■ Exercise task:
Please write out the material below exactly as given.

◆ ◆ ◆ ◆ ◆ ◆ ◆

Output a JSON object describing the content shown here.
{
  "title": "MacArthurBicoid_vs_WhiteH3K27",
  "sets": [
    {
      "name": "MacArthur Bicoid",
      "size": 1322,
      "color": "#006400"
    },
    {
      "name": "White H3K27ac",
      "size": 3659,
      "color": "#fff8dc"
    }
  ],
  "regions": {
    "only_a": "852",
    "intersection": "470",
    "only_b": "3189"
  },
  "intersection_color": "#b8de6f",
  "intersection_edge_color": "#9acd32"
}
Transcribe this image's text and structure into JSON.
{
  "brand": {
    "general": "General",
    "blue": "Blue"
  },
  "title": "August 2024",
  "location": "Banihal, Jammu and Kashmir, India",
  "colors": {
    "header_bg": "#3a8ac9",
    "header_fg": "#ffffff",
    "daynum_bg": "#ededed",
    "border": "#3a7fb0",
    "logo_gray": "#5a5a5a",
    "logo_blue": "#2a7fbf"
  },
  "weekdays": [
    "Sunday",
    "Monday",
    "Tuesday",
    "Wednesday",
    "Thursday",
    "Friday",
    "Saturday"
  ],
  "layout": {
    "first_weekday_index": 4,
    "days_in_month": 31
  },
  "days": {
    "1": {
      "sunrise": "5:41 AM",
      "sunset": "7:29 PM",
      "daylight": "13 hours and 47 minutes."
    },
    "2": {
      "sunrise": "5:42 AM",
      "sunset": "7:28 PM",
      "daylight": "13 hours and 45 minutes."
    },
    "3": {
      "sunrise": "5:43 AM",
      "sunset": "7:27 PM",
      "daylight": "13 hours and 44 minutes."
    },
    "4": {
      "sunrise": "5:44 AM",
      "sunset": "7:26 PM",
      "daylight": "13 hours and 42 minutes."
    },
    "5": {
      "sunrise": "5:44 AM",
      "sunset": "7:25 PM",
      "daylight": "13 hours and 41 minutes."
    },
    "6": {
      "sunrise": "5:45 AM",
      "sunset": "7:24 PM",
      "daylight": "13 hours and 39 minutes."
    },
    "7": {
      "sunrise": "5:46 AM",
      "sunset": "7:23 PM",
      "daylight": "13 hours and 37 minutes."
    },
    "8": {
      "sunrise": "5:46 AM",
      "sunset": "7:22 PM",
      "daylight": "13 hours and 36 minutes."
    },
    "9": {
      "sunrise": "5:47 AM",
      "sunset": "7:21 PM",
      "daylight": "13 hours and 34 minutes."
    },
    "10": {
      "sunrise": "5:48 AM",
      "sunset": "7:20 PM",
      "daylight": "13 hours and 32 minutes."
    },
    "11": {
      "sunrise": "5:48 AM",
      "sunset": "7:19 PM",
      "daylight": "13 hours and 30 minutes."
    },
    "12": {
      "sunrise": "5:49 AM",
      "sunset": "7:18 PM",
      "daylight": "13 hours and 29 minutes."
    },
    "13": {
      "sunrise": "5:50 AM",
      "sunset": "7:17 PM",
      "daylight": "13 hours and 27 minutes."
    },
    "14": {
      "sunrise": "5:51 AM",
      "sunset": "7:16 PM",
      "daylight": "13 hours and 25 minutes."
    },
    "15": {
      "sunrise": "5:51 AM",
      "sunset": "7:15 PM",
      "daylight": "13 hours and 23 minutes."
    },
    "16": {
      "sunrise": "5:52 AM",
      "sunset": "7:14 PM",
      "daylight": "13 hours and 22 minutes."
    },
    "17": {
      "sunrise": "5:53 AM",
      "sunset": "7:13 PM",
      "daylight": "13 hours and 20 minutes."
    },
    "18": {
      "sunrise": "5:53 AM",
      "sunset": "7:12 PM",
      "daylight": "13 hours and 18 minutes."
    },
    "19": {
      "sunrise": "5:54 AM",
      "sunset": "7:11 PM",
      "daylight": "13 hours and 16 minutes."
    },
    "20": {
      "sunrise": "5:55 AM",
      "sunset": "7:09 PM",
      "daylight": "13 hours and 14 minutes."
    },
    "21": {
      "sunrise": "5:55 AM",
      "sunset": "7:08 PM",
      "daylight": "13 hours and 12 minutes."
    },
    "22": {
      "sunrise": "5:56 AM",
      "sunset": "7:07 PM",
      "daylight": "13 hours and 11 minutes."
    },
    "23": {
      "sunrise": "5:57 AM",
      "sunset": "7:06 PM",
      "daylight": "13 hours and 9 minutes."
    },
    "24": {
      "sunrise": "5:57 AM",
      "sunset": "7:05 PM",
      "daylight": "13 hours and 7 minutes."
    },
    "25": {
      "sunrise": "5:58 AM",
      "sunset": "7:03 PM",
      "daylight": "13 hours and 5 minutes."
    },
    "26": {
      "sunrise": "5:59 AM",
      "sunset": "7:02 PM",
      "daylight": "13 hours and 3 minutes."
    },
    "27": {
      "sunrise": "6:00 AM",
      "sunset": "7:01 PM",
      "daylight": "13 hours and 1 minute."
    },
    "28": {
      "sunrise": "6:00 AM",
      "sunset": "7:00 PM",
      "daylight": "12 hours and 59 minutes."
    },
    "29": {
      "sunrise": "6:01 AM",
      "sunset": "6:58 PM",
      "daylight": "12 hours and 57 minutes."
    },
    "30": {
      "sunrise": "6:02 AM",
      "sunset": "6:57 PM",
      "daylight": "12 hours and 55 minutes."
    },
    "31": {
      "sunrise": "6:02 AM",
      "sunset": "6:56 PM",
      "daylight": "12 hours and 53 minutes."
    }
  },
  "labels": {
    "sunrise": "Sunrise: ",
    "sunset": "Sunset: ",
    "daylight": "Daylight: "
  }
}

◆ ◆ ◆ ◆ ◆ ◆ ◆

■ Result of the task:
Output a JSON object describing the content shown here.
{
  "title": "MacArthurBicoid_vs_WhiteH3K27",
  "sets": [
    {
      "name": "MacArthur Bicoid",
      "size": 1322,
      "color": "#006400"
    },
    {
      "name": "White H3K27ac",
      "size": 3659,
      "color": "#fff8dc"
    }
  ],
  "regions": {
    "only_a": "852",
    "intersection": "470",
    "only_b": "3189"
  },
  "intersection_color": "#b8de6f",
  "intersection_edge_color": "#9acd32"
}
Transcribe this image's text and structure into JSON.
{
  "brand": {
    "general": "General",
    "blue": "Blue"
  },
  "title": "August 2024",
  "location": "Banihal, Jammu and Kashmir, India",
  "colors": {
    "header_bg": "#3a8ac9",
    "header_fg": "#ffffff",
    "daynum_bg": "#ededed",
    "border": "#3a7fb0",
    "logo_gray": "#5a5a5a",
    "logo_blue": "#2a7fbf"
  },
  "weekdays": [
    "Sunday",
    "Monday",
    "Tuesday",
    "Wednesday",
    "Thursday",
    "Friday",
    "Saturday"
  ],
  "layout": {
    "first_weekday_index": 4,
    "days_in_month": 31
  },
  "days": {
    "1": {
      "sunrise": "5:41 AM",
      "sunset": "7:29 PM",
      "daylight": "13 hours and 47 minutes."
    },
    "2": {
      "sunrise": "5:42 AM",
      "sunset": "7:28 PM",
      "daylight": "13 hours and 45 minutes."
    },
    "3": {
      "sunrise": "5:43 AM",
      "sunset": "7:27 PM",
      "daylight": "13 hours and 44 minutes."
    },
    "4": {
      "sunrise": "5:44 AM",
      "sunset": "7:26 PM",
      "daylight": "13 hours and 42 minutes."
    },
    "5": {
      "sunrise": "5:44 AM",
      "sunset": "7:25 PM",
      "daylight": "13 hours and 41 minutes."
    },
    "6": {
      "sunrise": "5:45 AM",
      "sunset": "7:24 PM",
      "daylight": "13 hours and 39 minutes."
    },
    "7": {
      "sunrise": "5:46 AM",
      "sunset": "7:23 PM",
      "daylight": "13 hours and 37 minutes."
    },
    "8": {
      "sunrise": "5:46 AM",
      "sunset": "7:22 PM",
      "daylight": "13 hours and 36 minutes."
    },
    "9": {
      "sunrise": "5:47 AM",
      "sunset": "7:21 PM",
      "daylight": "13 hours and 34 minutes."
    },
    "10": {
      "sunrise": "5:48 AM",
      "sunset": "7:20 PM",
      "daylight": "13 hours and 32 minutes."
    },
    "11": {
      "sunrise": "5:48 AM",
      "sunset": "7:19 PM",
      "daylight": "13 hours and 30 minutes."
    },
    "12": {
      "sunrise": "5:49 AM",
      "sunset": "7:18 PM",
      "daylight": "13 hours and 29 minutes."
    },
    "13": {
      "sunrise": "5:50 AM",
      "sunset": "7:17 PM",
      "daylight": "13 hours and 27 minutes."
    },
    "14": {
      "sunrise": "5:51 AM",
      "sunset": "7:16 PM",
      "daylight": "13 hours and 25 minutes."
    },
    "15": {
      "sunrise": "5:51 AM",
      "sunset": "7:15 PM",
      "daylight": "13 hours and 23 minutes."
    },
    "16": {
      "sunrise": "5:52 AM",
      "sunset": "7:14 PM",
      "daylight": "13 hours and 22 minutes."
    },
    "17": {
      "sunrise": "5:53 AM",
      "sunset": "7:13 PM",
      "daylight": "13 hours and 20 minutes."
    },
    "18": {
      "sunrise": "5:53 AM",
      "sunset": "7:12 PM",
      "daylight": "13 hours and 18 minutes."
    },
    "19": {
      "sunrise": "5:54 AM",
      "sunset": "7:11 PM",
      "daylight": "13 hours and 16 minutes."
    },
    "20": {
      "sunrise": "5:55 AM",
      "sunset": "7:09 PM",
      "daylight": "13 hours and 14 minutes."
    },
    "21": {
      "sunrise": "5:55 AM",
      "sunset": "7:08 PM",
      "daylight": "13 hours and 12 minutes."
    },
    "22": {
      "sunrise": "5:56 AM",
      "sunset": "7:07 PM",
      "daylight": "13 hours and 11 minutes."
    },
    "23": {
      "sunrise": "5:57 AM",
      "sunset": "7:06 PM",
      "daylight": "13 hours and 9 minutes."
    },
    "24": {
      "sunrise": "5:57 AM",
      "sunset": "7:05 PM",
      "daylight": "13 hours and 7 minutes."
    },
    "25": {
      "sunrise": "5:58 AM",
      "sunset": "7:03 PM",
      "daylight": "13 hours and 5 minutes."
    },
    "26": {
      "sunrise": "5:59 AM",
      "sunset": "7:02 PM",
      "daylight": "13 hours and 3 minutes."
    },
    "27": {
      "sunrise": "6:00 AM",
      "sunset": "7:01 PM",
      "daylight": "13 hours and 1 minute."
    },
    "28": {
      "sunrise": "6:00 AM",
      "sunset": "7:00 PM",
      "daylight": "12 hours and 59 minutes."
    },
    "29": {
      "sunrise": "6:01 AM",
      "sunset": "6:58 PM",
      "daylight": "12 hours and 57 minutes."
    },
    "30": {
      "sunrise": "6:02 AM",
      "sunset": "6:57 PM",
      "daylight": "12 hours and 55 minutes."
    },
    "31": {
      "sunrise": "6:02 AM",
      "sunset": "6:56 PM",
      "daylight": "12 hours and 53 minutes."
    }
  },
  "labels": {
    "sunrise": "Sunrise: ",
    "sunset": "Sunset: ",
    "daylight": "Daylight: "
  }
}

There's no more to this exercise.